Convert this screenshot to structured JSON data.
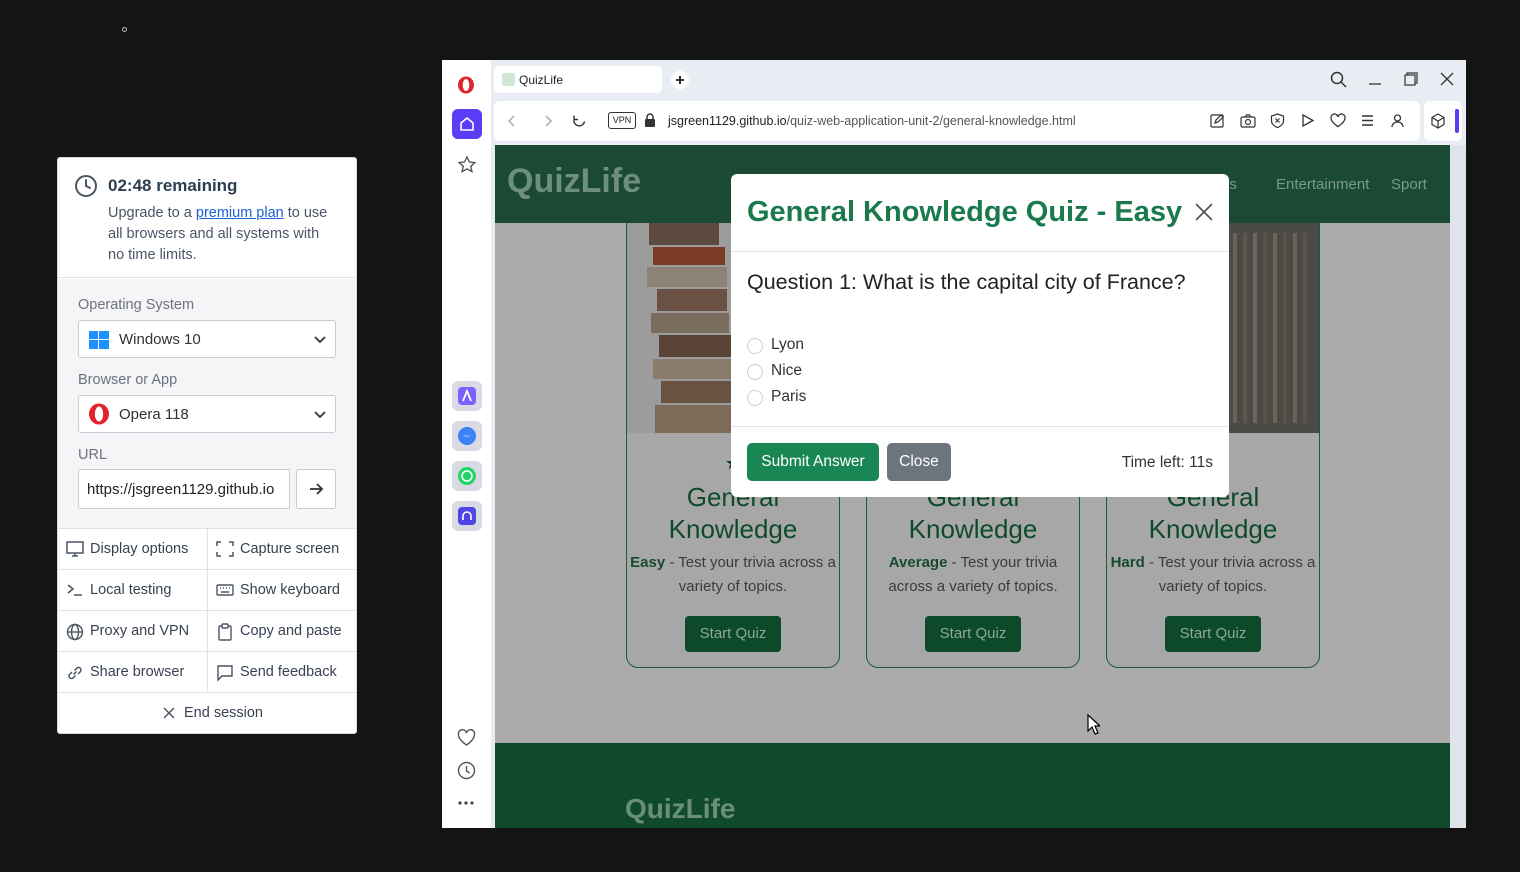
{
  "panel": {
    "timer": "02:48 remaining",
    "upgrade_prefix": "Upgrade to a ",
    "upgrade_link": "premium plan",
    "upgrade_suffix": " to use all browsers and all systems with no time limits.",
    "os_label": "Operating System",
    "os_value": "Windows 10",
    "browser_label": "Browser or App",
    "browser_value": "Opera 118",
    "url_label": "URL",
    "url_value": "https://jsgreen1129.github.io",
    "options": [
      {
        "label": "Display options",
        "icon": "monitor-icon"
      },
      {
        "label": "Capture screen",
        "icon": "capture-icon"
      },
      {
        "label": "Local testing",
        "icon": "terminal-icon"
      },
      {
        "label": "Show keyboard",
        "icon": "keyboard-icon"
      },
      {
        "label": "Proxy and VPN",
        "icon": "globe-icon"
      },
      {
        "label": "Copy and paste",
        "icon": "clipboard-icon"
      },
      {
        "label": "Share browser",
        "icon": "link-icon"
      },
      {
        "label": "Send feedback",
        "icon": "message-icon"
      }
    ],
    "end_session": "End session"
  },
  "browser": {
    "tab_title": "QuizLife",
    "vpn_badge": "VPN",
    "url_domain": "jsgreen1129.github.io",
    "url_path": "/quiz-web-application-unit-2/general-knowledge.html"
  },
  "page": {
    "brand": "QuizLife",
    "nav": [
      "atics",
      "Entertainment",
      "Sport"
    ],
    "cards": [
      {
        "title": "General Knowledge",
        "level": "Easy",
        "desc": " - Test your trivia across a variety of topics.",
        "button": "Start Quiz"
      },
      {
        "title": "General Knowledge",
        "level": "Average",
        "desc": " - Test your trivia across a variety of topics.",
        "button": "Start Quiz"
      },
      {
        "title": "General Knowledge",
        "level": "Hard",
        "desc": " - Test your trivia across a variety of topics.",
        "button": "Start Quiz"
      }
    ],
    "footer_brand": "QuizLife"
  },
  "modal": {
    "title": "General Knowledge Quiz - Easy",
    "question": "Question 1: What is the capital city of France?",
    "options": [
      "Lyon",
      "Nice",
      "Paris"
    ],
    "submit": "Submit Answer",
    "close": "Close",
    "time_left": "Time left: 11s"
  },
  "colors": {
    "brand_green": "#198754",
    "dark_green": "#1a4a33",
    "link_blue": "#1a5fd6",
    "opera_red": "#e0232d",
    "sidebar_active": "#5b3df5"
  }
}
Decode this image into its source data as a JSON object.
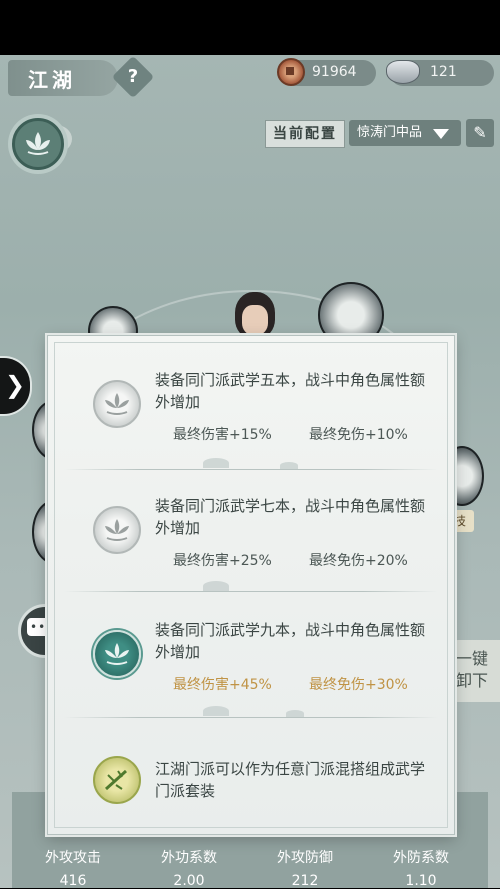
{
  "header": {
    "title": "江湖",
    "help": "?",
    "copper_amount": "91964",
    "silver_amount": "121"
  },
  "preset": {
    "label": "当前配置",
    "selected": "惊涛门中品"
  },
  "side": {
    "arrow": "❯",
    "right_tag": "技",
    "one_click": "一键卸下"
  },
  "stats": [
    {
      "label": "外攻攻击",
      "value": "416"
    },
    {
      "label": "外功系数",
      "value": "2.00"
    },
    {
      "label": "外攻防御",
      "value": "212"
    },
    {
      "label": "外防系数",
      "value": "1.10"
    }
  ],
  "modal": {
    "tiers": [
      {
        "desc": "装备同门派武学五本，战斗中角色属性额外增加",
        "bonus1": "最终伤害+15%",
        "bonus2": "最终免伤+10%",
        "icon": "lotus-gray-icon"
      },
      {
        "desc": "装备同门派武学七本，战斗中角色属性额外增加",
        "bonus1": "最终伤害+25%",
        "bonus2": "最终免伤+20%",
        "icon": "lotus-gray-icon"
      },
      {
        "desc": "装备同门派武学九本，战斗中角色属性额外增加",
        "bonus1": "最终伤害+45%",
        "bonus2": "最终免伤+30%",
        "icon": "lotus-green-icon"
      }
    ],
    "note": "江湖门派可以作为任意门派混搭组成武学门派套装"
  },
  "colors": {
    "active_bonus": "#c09345",
    "inactive_bonus": "#4c5755",
    "accent_green": "#3f8e84"
  }
}
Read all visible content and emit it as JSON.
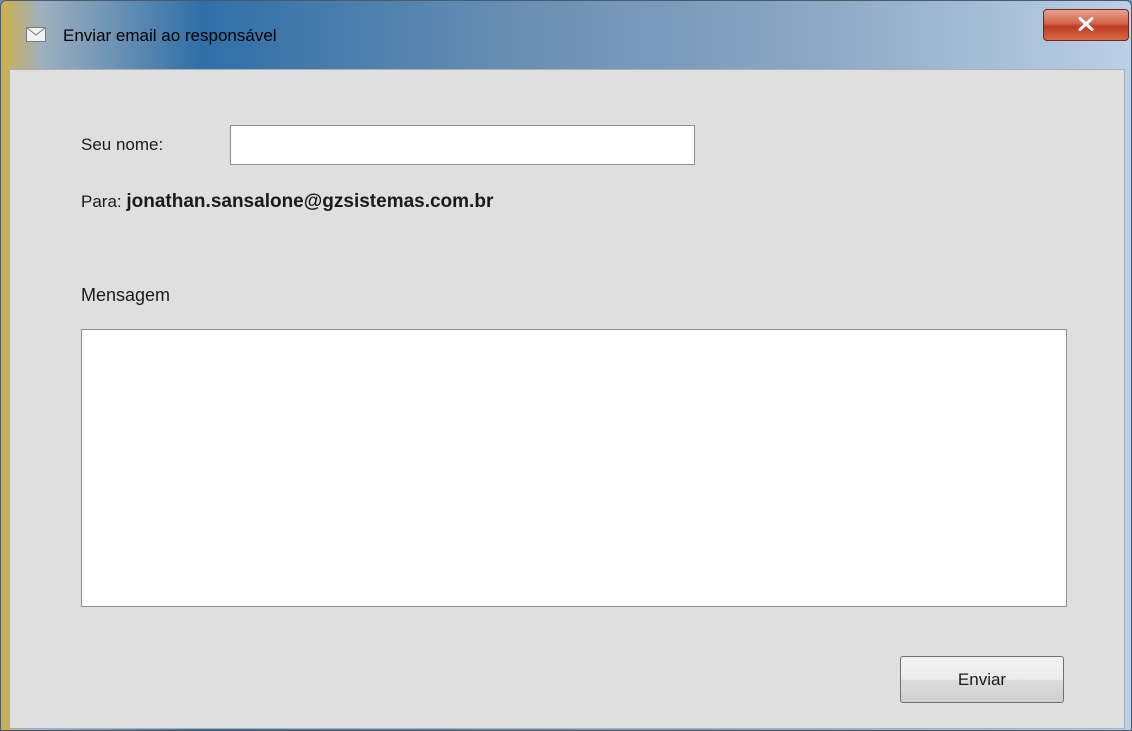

Given instruction => Your copy of the data should match it exactly, except that pictures are left out.

Written answer =>
Convert this screenshot to structured JSON data.
{
  "panel": {
    "timer": "02:48 remaining",
    "upgrade_prefix": "Upgrade to a ",
    "upgrade_link": "premium plan",
    "upgrade_suffix": " to use all browsers and all systems with no time limits.",
    "os_label": "Operating System",
    "os_value": "Windows 10",
    "browser_label": "Browser or App",
    "browser_value": "Opera 118",
    "url_label": "URL",
    "url_value": "https://jsgreen1129.github.io",
    "options": [
      {
        "label": "Display options",
        "icon": "monitor-icon"
      },
      {
        "label": "Capture screen",
        "icon": "capture-icon"
      },
      {
        "label": "Local testing",
        "icon": "terminal-icon"
      },
      {
        "label": "Show keyboard",
        "icon": "keyboard-icon"
      },
      {
        "label": "Proxy and VPN",
        "icon": "globe-icon"
      },
      {
        "label": "Copy and paste",
        "icon": "clipboard-icon"
      },
      {
        "label": "Share browser",
        "icon": "link-icon"
      },
      {
        "label": "Send feedback",
        "icon": "message-icon"
      }
    ],
    "end_session": "End session"
  },
  "browser": {
    "tab_title": "QuizLife",
    "vpn_badge": "VPN",
    "url_domain": "jsgreen1129.github.io",
    "url_path": "/quiz-web-application-unit-2/general-knowledge.html"
  },
  "page": {
    "brand": "QuizLife",
    "nav": [
      "atics",
      "Entertainment",
      "Sport"
    ],
    "cards": [
      {
        "title": "General Knowledge",
        "level": "Easy",
        "desc": " - Test your trivia across a variety of topics.",
        "button": "Start Quiz"
      },
      {
        "title": "General Knowledge",
        "level": "Average",
        "desc": " - Test your trivia across a variety of topics.",
        "button": "Start Quiz"
      },
      {
        "title": "General Knowledge",
        "level": "Hard",
        "desc": " - Test your trivia across a variety of topics.",
        "button": "Start Quiz"
      }
    ],
    "footer_brand": "QuizLife"
  },
  "modal": {
    "title": "General Knowledge Quiz - Easy",
    "question": "Question 1: What is the capital city of France?",
    "options": [
      "Lyon",
      "Nice",
      "Paris"
    ],
    "submit": "Submit Answer",
    "close": "Close",
    "time_left": "Time left: 11s"
  },
  "colors": {
    "brand_green": "#198754",
    "dark_green": "#1a4a33",
    "link_blue": "#1a5fd6",
    "opera_red": "#e0232d",
    "sidebar_active": "#5b3df5"
  }
}
Decode this image into its source data as a JSON object.
{
  "header": {
    "title": "江湖",
    "help": "?",
    "copper_amount": "91964",
    "silver_amount": "121"
  },
  "preset": {
    "label": "当前配置",
    "selected": "惊涛门中品"
  },
  "side": {
    "arrow": "❯",
    "right_tag": "技",
    "one_click": "一键卸下"
  },
  "stats": [
    {
      "label": "外攻攻击",
      "value": "416"
    },
    {
      "label": "外功系数",
      "value": "2.00"
    },
    {
      "label": "外攻防御",
      "value": "212"
    },
    {
      "label": "外防系数",
      "value": "1.10"
    }
  ],
  "modal": {
    "tiers": [
      {
        "desc": "装备同门派武学五本，战斗中角色属性额外增加",
        "bonus1": "最终伤害+15%",
        "bonus2": "最终免伤+10%",
        "icon": "lotus-gray-icon"
      },
      {
        "desc": "装备同门派武学七本，战斗中角色属性额外增加",
        "bonus1": "最终伤害+25%",
        "bonus2": "最终免伤+20%",
        "icon": "lotus-gray-icon"
      },
      {
        "desc": "装备同门派武学九本，战斗中角色属性额外增加",
        "bonus1": "最终伤害+45%",
        "bonus2": "最终免伤+30%",
        "icon": "lotus-green-icon"
      }
    ],
    "note": "江湖门派可以作为任意门派混搭组成武学门派套装"
  },
  "colors": {
    "active_bonus": "#c09345",
    "inactive_bonus": "#4c5755",
    "accent_green": "#3f8e84"
  }
}
Read all visible content and emit it as JSON.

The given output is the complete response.